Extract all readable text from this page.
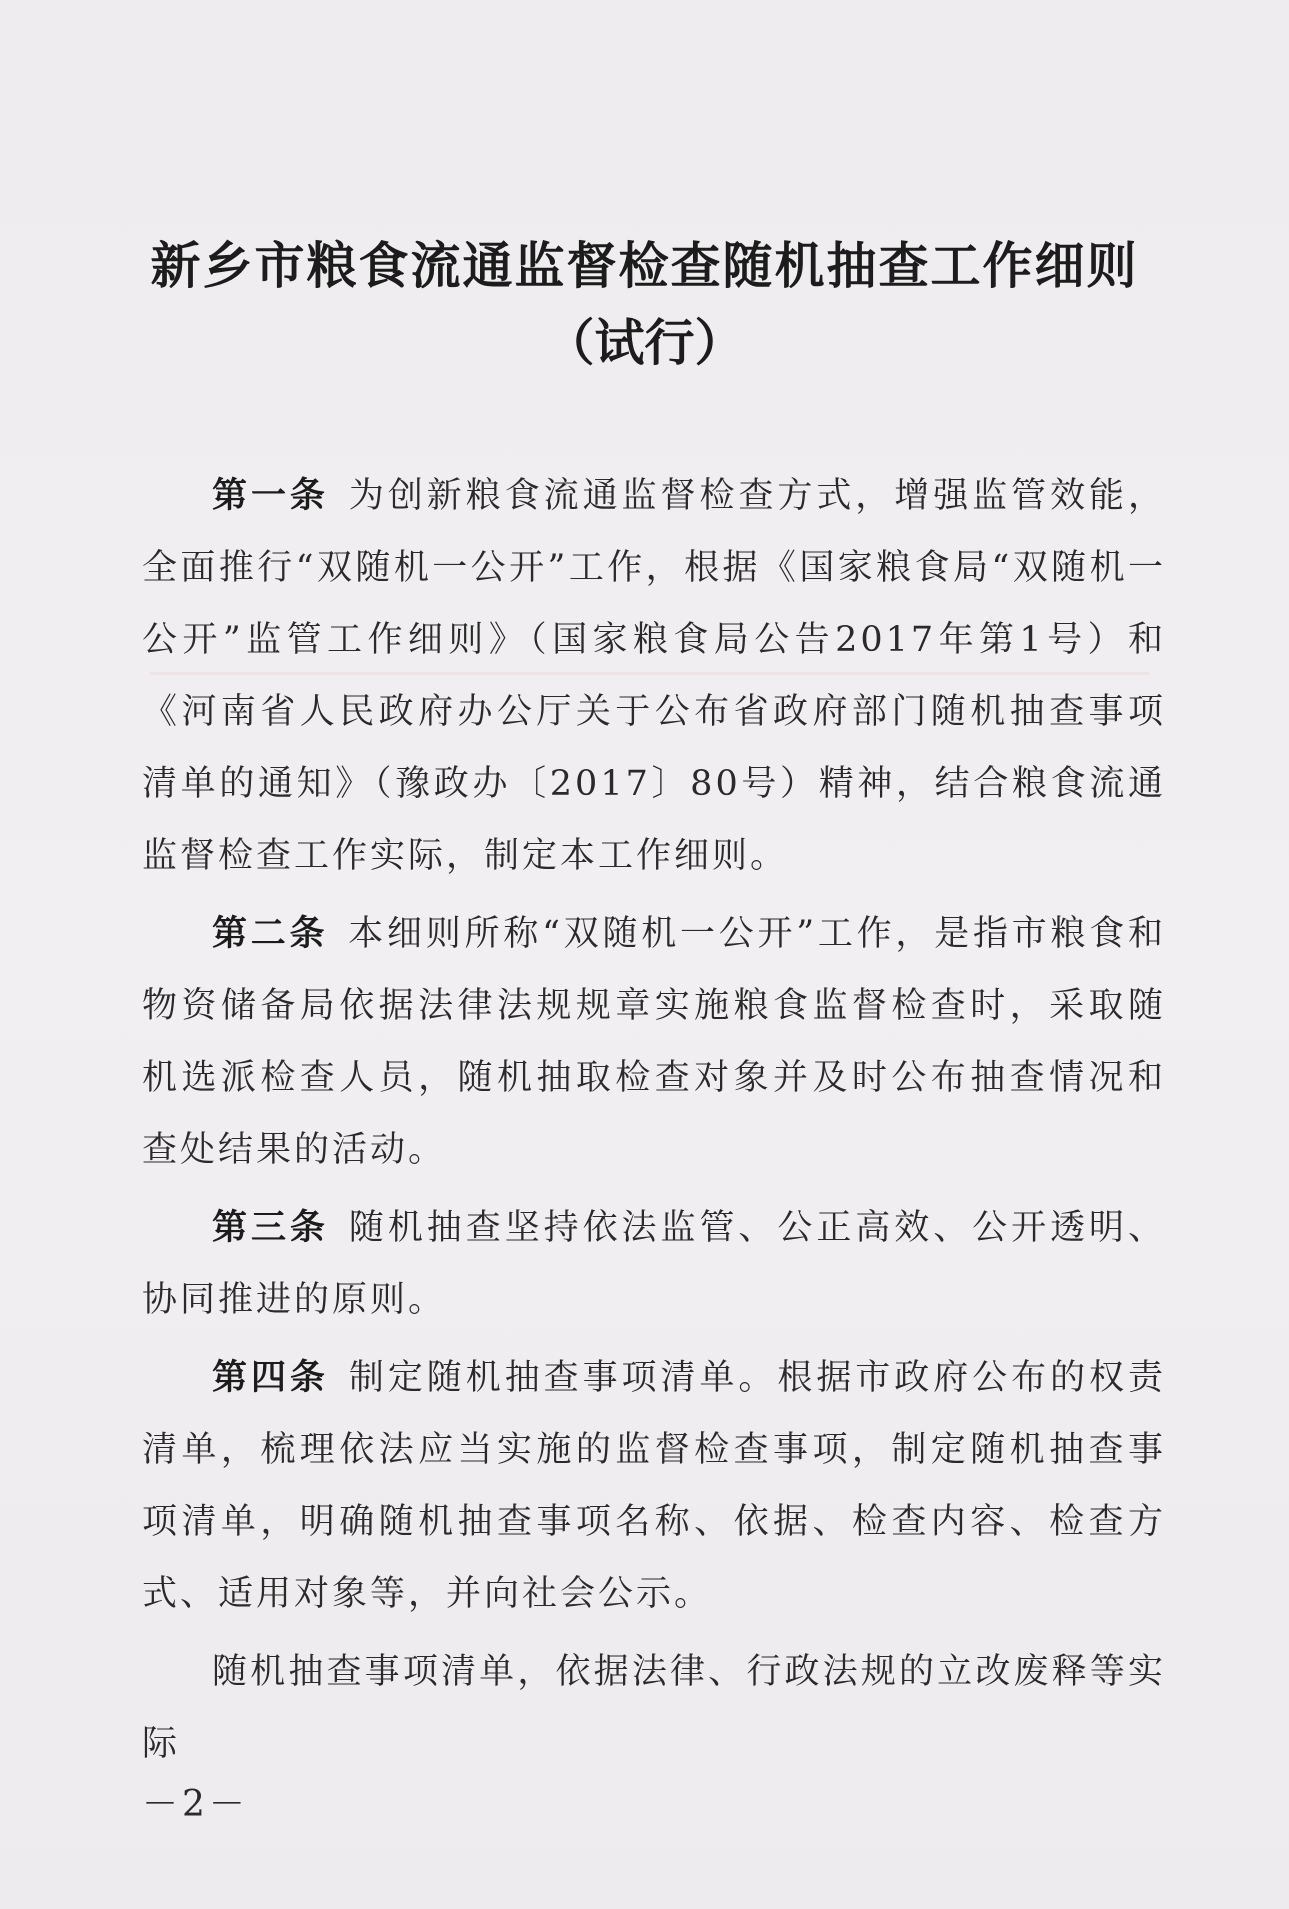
新乡市粮食流通监督检查随机抽查工作细则
（试行）

第一条 为创新粮食流通监督检查方式，增强监管效能，全面推行“双随机一公开”工作，根据《国家粮食局“双随机一公开”监管工作细则》（国家粮食局公告2017年第1号）和《河南省人民政府办公厅关于公布省政府部门随机抽查事项清单的通知》（豫政办〔2017〕80号）精神，结合粮食流通监督检查工作实际，制定本工作细则。

第二条 本细则所称“双随机一公开”工作，是指市粮食和物资储备局依据法律法规规章实施粮食监督检查时，采取随机选派检查人员，随机抽取检查对象并及时公布抽查情况和查处结果的活动。

第三条 随机抽查坚持依法监管、公正高效、公开透明、协同推进的原则。

第四条 制定随机抽查事项清单。根据市政府公布的权责清单，梳理依法应当实施的监督检查事项，制定随机抽查事项清单，明确随机抽查事项名称、依据、检查内容、检查方式、适用对象等，并向社会公示。

随机抽查事项清单，依据法律、行政法规的立改废释等实际

－2－
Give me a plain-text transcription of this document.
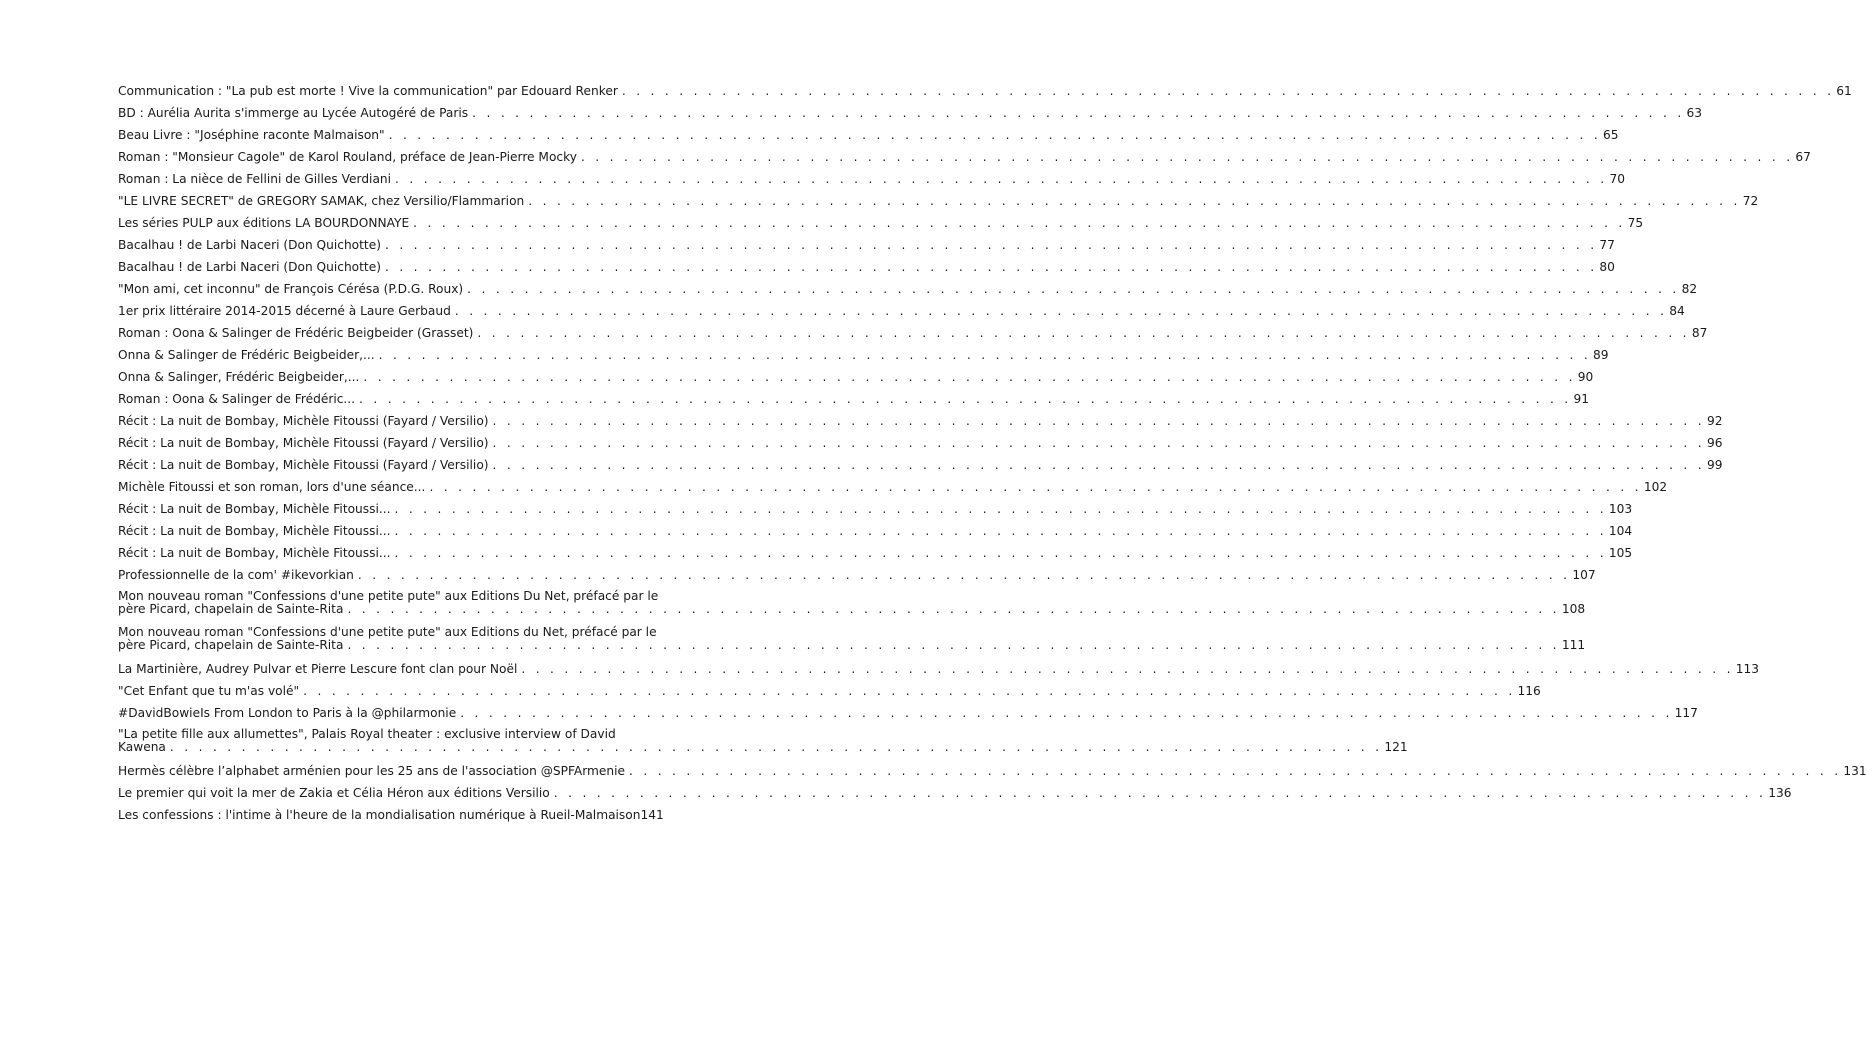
Communication : "La pub est morte ! Vive la communication" par Edouard Renker . . . . . . . . . . . . . . . . . . . . . . . . . . . . . . . . . . . . . . . . . . . . . . . . . . . . . . . . . . . . . . . . . . . . . . . . . . . . . . . . . . . . . 61
BD : Aurélia Aurita s'immerge au Lycée Autogéré de Paris . . . . . . . . . . . . . . . . . . . . . . . . . . . . . . . . . . . . . . . . . . . . . . . . . . . . . . . . . . . . . . . . . . . . . . . . . . . . . . . . . . . . . 63
Beau Livre : "Joséphine raconte Malmaison" . . . . . . . . . . . . . . . . . . . . . . . . . . . . . . . . . . . . . . . . . . . . . . . . . . . . . . . . . . . . . . . . . . . . . . . . . . . . . . . . . . . . . 65
Roman : "Monsieur Cagole" de Karol Rouland, préface de Jean-Pierre Mocky . . . . . . . . . . . . . . . . . . . . . . . . . . . . . . . . . . . . . . . . . . . . . . . . . . . . . . . . . . . . . . . . . . . . . . . . . . . . . . . . . . . . . 67
Roman : La nièce de Fellini de Gilles Verdiani . . . . . . . . . . . . . . . . . . . . . . . . . . . . . . . . . . . . . . . . . . . . . . . . . . . . . . . . . . . . . . . . . . . . . . . . . . . . . . . . . . . . . 70
"LE LIVRE SECRET" de GREGORY SAMAK, chez Versilio/Flammarion . . . . . . . . . . . . . . . . . . . . . . . . . . . . . . . . . . . . . . . . . . . . . . . . . . . . . . . . . . . . . . . . . . . . . . . . . . . . . . . . . . . . . 72
Les séries PULP aux éditions LA BOURDONNAYE . . . . . . . . . . . . . . . . . . . . . . . . . . . . . . . . . . . . . . . . . . . . . . . . . . . . . . . . . . . . . . . . . . . . . . . . . . . . . . . . . . . . . 75
Bacalhau ! de Larbi Naceri (Don Quichotte) . . . . . . . . . . . . . . . . . . . . . . . . . . . . . . . . . . . . . . . . . . . . . . . . . . . . . . . . . . . . . . . . . . . . . . . . . . . . . . . . . . . . . 77
Bacalhau ! de Larbi Naceri (Don Quichotte) . . . . . . . . . . . . . . . . . . . . . . . . . . . . . . . . . . . . . . . . . . . . . . . . . . . . . . . . . . . . . . . . . . . . . . . . . . . . . . . . . . . . . 80
"Mon ami, cet inconnu" de François Cérésa (P.D.G. Roux) . . . . . . . . . . . . . . . . . . . . . . . . . . . . . . . . . . . . . . . . . . . . . . . . . . . . . . . . . . . . . . . . . . . . . . . . . . . . . . . . . . . . . 82
1er prix littéraire 2014-2015 décerné à Laure Gerbaud . . . . . . . . . . . . . . . . . . . . . . . . . . . . . . . . . . . . . . . . . . . . . . . . . . . . . . . . . . . . . . . . . . . . . . . . . . . . . . . . . . . . . 84
Roman : Oona & Salinger de Frédéric Beigbeider (Grasset) . . . . . . . . . . . . . . . . . . . . . . . . . . . . . . . . . . . . . . . . . . . . . . . . . . . . . . . . . . . . . . . . . . . . . . . . . . . . . . . . . . . . . 87
Onna & Salinger de Frédéric Beigbeider,... . . . . . . . . . . . . . . . . . . . . . . . . . . . . . . . . . . . . . . . . . . . . . . . . . . . . . . . . . . . . . . . . . . . . . . . . . . . . . . . . . . . . . 89
Onna & Salinger, Frédéric Beigbeider,... . . . . . . . . . . . . . . . . . . . . . . . . . . . . . . . . . . . . . . . . . . . . . . . . . . . . . . . . . . . . . . . . . . . . . . . . . . . . . . . . . . . . . 90
Roman : Oona & Salinger de Frédéric... . . . . . . . . . . . . . . . . . . . . . . . . . . . . . . . . . . . . . . . . . . . . . . . . . . . . . . . . . . . . . . . . . . . . . . . . . . . . . . . . . . . . . 91
Récit : La nuit de Bombay, Michèle Fitoussi (Fayard / Versilio) . . . . . . . . . . . . . . . . . . . . . . . . . . . . . . . . . . . . . . . . . . . . . . . . . . . . . . . . . . . . . . . . . . . . . . . . . . . . . . . . . . . . . 92
Récit : La nuit de Bombay, Michèle Fitoussi (Fayard / Versilio) . . . . . . . . . . . . . . . . . . . . . . . . . . . . . . . . . . . . . . . . . . . . . . . . . . . . . . . . . . . . . . . . . . . . . . . . . . . . . . . . . . . . . 96
Récit : La nuit de Bombay, Michèle Fitoussi (Fayard / Versilio) . . . . . . . . . . . . . . . . . . . . . . . . . . . . . . . . . . . . . . . . . . . . . . . . . . . . . . . . . . . . . . . . . . . . . . . . . . . . . . . . . . . . . 99
Michèle Fitoussi et son roman, lors d'une séance... . . . . . . . . . . . . . . . . . . . . . . . . . . . . . . . . . . . . . . . . . . . . . . . . . . . . . . . . . . . . . . . . . . . . . . . . . . . . . . . . . . . . . 102
Récit : La nuit de Bombay, Michèle Fitoussi... . . . . . . . . . . . . . . . . . . . . . . . . . . . . . . . . . . . . . . . . . . . . . . . . . . . . . . . . . . . . . . . . . . . . . . . . . . . . . . . . . . . . . 103
Récit : La nuit de Bombay, Michèle Fitoussi... . . . . . . . . . . . . . . . . . . . . . . . . . . . . . . . . . . . . . . . . . . . . . . . . . . . . . . . . . . . . . . . . . . . . . . . . . . . . . . . . . . . . . 104
Récit : La nuit de Bombay, Michèle Fitoussi... . . . . . . . . . . . . . . . . . . . . . . . . . . . . . . . . . . . . . . . . . . . . . . . . . . . . . . . . . . . . . . . . . . . . . . . . . . . . . . . . . . . . . 105
Professionnelle de la com' #ikevorkian . . . . . . . . . . . . . . . . . . . . . . . . . . . . . . . . . . . . . . . . . . . . . . . . . . . . . . . . . . . . . . . . . . . . . . . . . . . . . . . . . . . . . 107
Mon nouveau roman "Confessions d'une petite pute" aux Editions Du Net, préfacé par le
père Picard, chapelain de Sainte-Rita . . . . . . . . . . . . . . . . . . . . . . . . . . . . . . . . . . . . . . . . . . . . . . . . . . . . . . . . . . . . . . . . . . . . . . . . . . . . . . . . . . . . . 108
Mon nouveau roman "Confessions d'une petite pute" aux Editions du Net, préfacé par le
père Picard, chapelain de Sainte-Rita . . . . . . . . . . . . . . . . . . . . . . . . . . . . . . . . . . . . . . . . . . . . . . . . . . . . . . . . . . . . . . . . . . . . . . . . . . . . . . . . . . . . . 111
La Martinière, Audrey Pulvar et Pierre Lescure font clan pour Noël . . . . . . . . . . . . . . . . . . . . . . . . . . . . . . . . . . . . . . . . . . . . . . . . . . . . . . . . . . . . . . . . . . . . . . . . . . . . . . . . . . . . . 113
"Cet Enfant que tu m'as volé" . . . . . . . . . . . . . . . . . . . . . . . . . . . . . . . . . . . . . . . . . . . . . . . . . . . . . . . . . . . . . . . . . . . . . . . . . . . . . . . . . . . . . 116
#DavidBowieIs From London to Paris à la @philarmonie . . . . . . . . . . . . . . . . . . . . . . . . . . . . . . . . . . . . . . . . . . . . . . . . . . . . . . . . . . . . . . . . . . . . . . . . . . . . . . . . . . . . . 117
"La petite fille aux allumettes", Palais Royal theater : exclusive interview of David
Kawena . . . . . . . . . . . . . . . . . . . . . . . . . . . . . . . . . . . . . . . . . . . . . . . . . . . . . . . . . . . . . . . . . . . . . . . . . . . . . . . . . . . . . 121
Hermès célèbre l’alphabet arménien pour les 25 ans de l'association @SPFArmenie . . . . . . . . . . . . . . . . . . . . . . . . . . . . . . . . . . . . . . . . . . . . . . . . . . . . . . . . . . . . . . . . . . . . . . . . . . . . . . . . . . . . . 131
Le premier qui voit la mer de Zakia et Célia Héron aux éditions Versilio . . . . . . . . . . . . . . . . . . . . . . . . . . . . . . . . . . . . . . . . . . . . . . . . . . . . . . . . . . . . . . . . . . . . . . . . . . . . . . . . . . . . . 136
Les confessions : l'intime à l'heure de la mondialisation numérique à Rueil-Malmaison 141
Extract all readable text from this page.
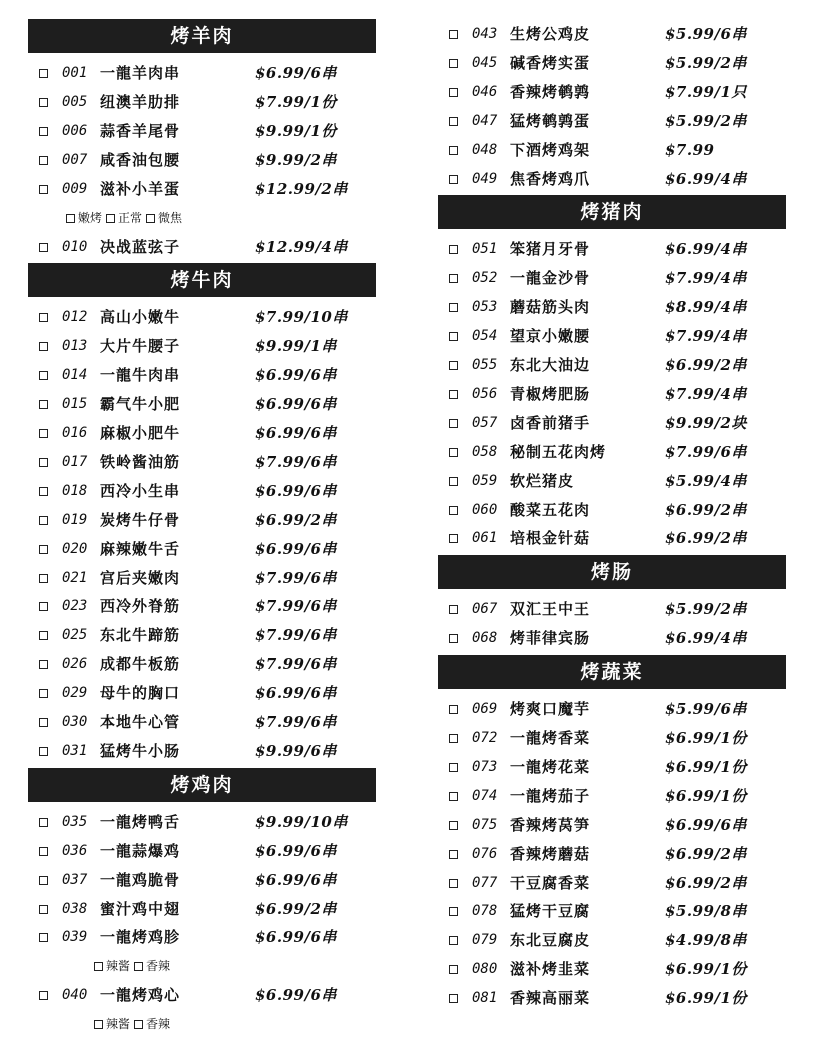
烤羊肉
001 一龍羊肉串	$6.99/6串
005 纽澳羊肋排	$7.99/1份
006 蒜香羊尾骨	$9.99/1份
007 咸香油包腰	$9.99/2串
009 滋补小羊蛋	$12.99/2串
嫩烤 正常 微焦
010 决战蓝弦子	$12.99/4串
烤牛肉
012 高山小嫩牛	$7.99/10串
013 大片牛腰子	$9.99/1串
014 一龍牛肉串	$6.99/6串
015 霸气牛小肥	$6.99/6串
016 麻椒小肥牛	$6.99/6串
017 铁岭酱油筋	$7.99/6串
018 西冷小生串	$6.99/6串
019 炭烤牛仔骨	$6.99/2串
020 麻辣嫩牛舌	$6.99/6串
021 宫后夹嫩肉	$7.99/6串
023 西冷外脊筋	$7.99/6串
025 东北牛蹄筋	$7.99/6串
026 成都牛板筋	$7.99/6串
029 母牛的胸口	$6.99/6串
030 本地牛心管	$7.99/6串
031 猛烤牛小肠	$9.99/6串
烤鸡肉
035 一龍烤鸭舌	$9.99/10串
036 一龍蒜爆鸡	$6.99/6串
037 一龍鸡脆骨	$6.99/6串
038 蜜汁鸡中翅	$6.99/2串
039 一龍烤鸡胗	$6.99/6串
辣酱 香辣
040 一龍烤鸡心	$6.99/6串
辣酱 香辣
043 生烤公鸡皮	$5.99/6串
045 碱香烤实蛋	$5.99/2串
046 香辣烤鹌鹑	$7.99/1只
047 猛烤鹌鹑蛋	$5.99/2串
048 下酒烤鸡架	$7.99
049 焦香烤鸡爪	$6.99/4串
烤猪肉
051 笨猪月牙骨	$6.99/4串
052 一龍金沙骨	$7.99/4串
053 蘑菇筋头肉	$8.99/4串
054 望京小嫩腰	$7.99/4串
055 东北大油边	$6.99/2串
056 青椒烤肥肠	$7.99/4串
057 卤香前猪手	$9.99/2块
058 秘制五花肉烤	$7.99/6串
059 软烂猪皮	$5.99/4串
060 酸菜五花肉	$6.99/2串
061 培根金针菇	$6.99/2串
烤肠
067 双汇王中王	$5.99/2串
068 烤菲律宾肠	$6.99/4串
烤蔬菜
069 烤爽口魔芋	$5.99/6串
072 一龍烤香菜	$6.99/1份
073 一龍烤花菜	$6.99/1份
074 一龍烤茄子	$6.99/1份
075 香辣烤莴笋	$6.99/6串
076 香辣烤蘑菇	$6.99/2串
077 干豆腐香菜	$6.99/2串
078 猛烤干豆腐	$5.99/8串
079 东北豆腐皮	$4.99/8串
080 滋补烤韭菜	$6.99/1份
081 香辣高丽菜	$6.99/1份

____________

Work out how many lines above contain the word "Beigbeider". Give only the number.

3